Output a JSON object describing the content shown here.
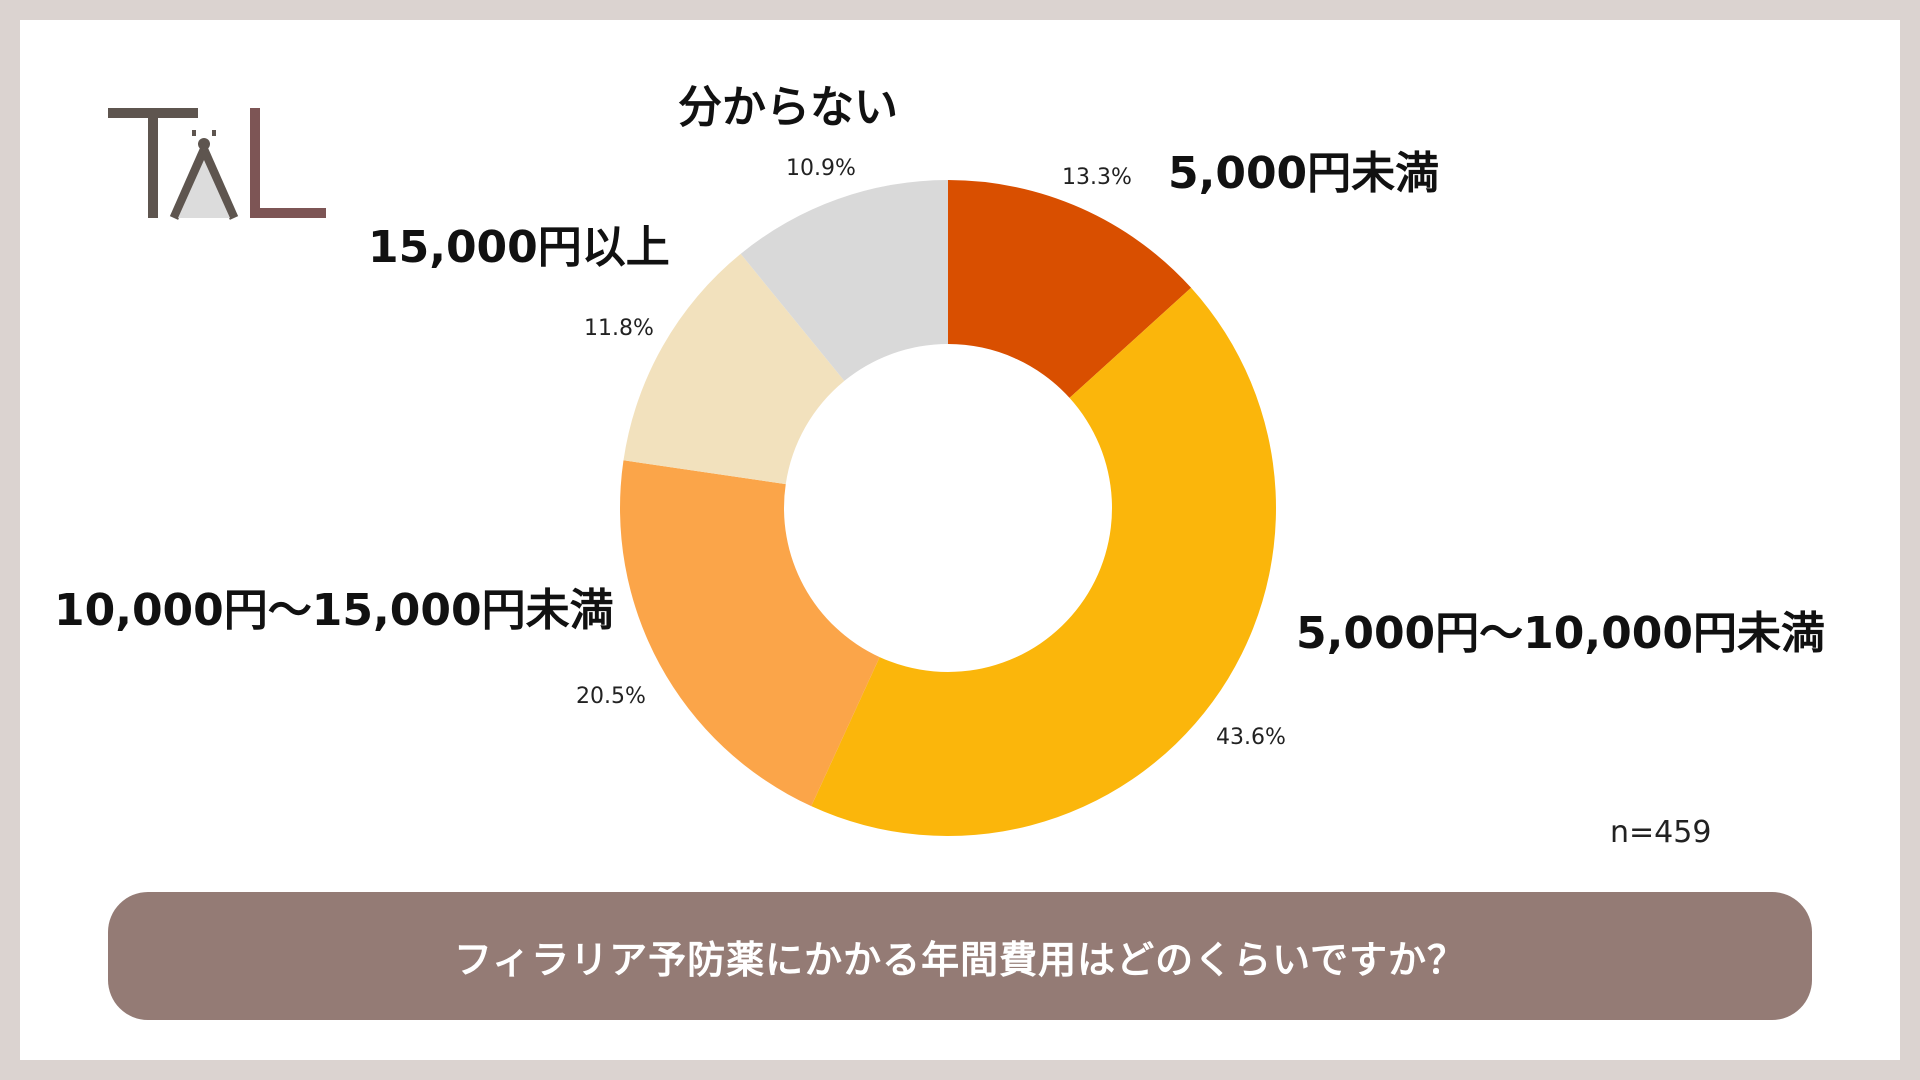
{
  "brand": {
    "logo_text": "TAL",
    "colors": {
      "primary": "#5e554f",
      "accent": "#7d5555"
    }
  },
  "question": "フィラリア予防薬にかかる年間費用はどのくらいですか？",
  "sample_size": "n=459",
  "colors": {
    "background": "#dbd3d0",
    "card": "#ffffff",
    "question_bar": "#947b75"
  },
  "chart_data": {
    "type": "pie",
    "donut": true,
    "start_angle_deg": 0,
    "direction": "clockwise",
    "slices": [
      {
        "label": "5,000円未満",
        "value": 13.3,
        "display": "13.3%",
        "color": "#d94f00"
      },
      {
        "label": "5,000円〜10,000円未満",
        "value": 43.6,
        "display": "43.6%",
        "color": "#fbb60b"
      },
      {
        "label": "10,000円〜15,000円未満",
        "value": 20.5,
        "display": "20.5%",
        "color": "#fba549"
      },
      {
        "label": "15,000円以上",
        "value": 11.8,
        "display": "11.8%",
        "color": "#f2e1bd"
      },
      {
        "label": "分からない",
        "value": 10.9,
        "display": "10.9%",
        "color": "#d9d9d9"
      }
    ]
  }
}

+ + +

**WRITTEN INSTRUCTION**
Set every line down exactly as written, leaving each picture out.

**WRITTEN SOLUTION**
Output a JSON object describing the content shown here.
{
  "brand": {
    "logo_text": "TAL",
    "colors": {
      "primary": "#5e554f",
      "accent": "#7d5555"
    }
  },
  "question": "フィラリア予防薬にかかる年間費用はどのくらいですか？",
  "sample_size": "n=459",
  "colors": {
    "background": "#dbd3d0",
    "card": "#ffffff",
    "question_bar": "#947b75"
  },
  "chart_data": {
    "type": "pie",
    "donut": true,
    "start_angle_deg": 0,
    "direction": "clockwise",
    "slices": [
      {
        "label": "5,000円未満",
        "value": 13.3,
        "display": "13.3%",
        "color": "#d94f00"
      },
      {
        "label": "5,000円〜10,000円未満",
        "value": 43.6,
        "display": "43.6%",
        "color": "#fbb60b"
      },
      {
        "label": "10,000円〜15,000円未満",
        "value": 20.5,
        "display": "20.5%",
        "color": "#fba549"
      },
      {
        "label": "15,000円以上",
        "value": 11.8,
        "display": "11.8%",
        "color": "#f2e1bd"
      },
      {
        "label": "分からない",
        "value": 10.9,
        "display": "10.9%",
        "color": "#d9d9d9"
      }
    ]
  }
}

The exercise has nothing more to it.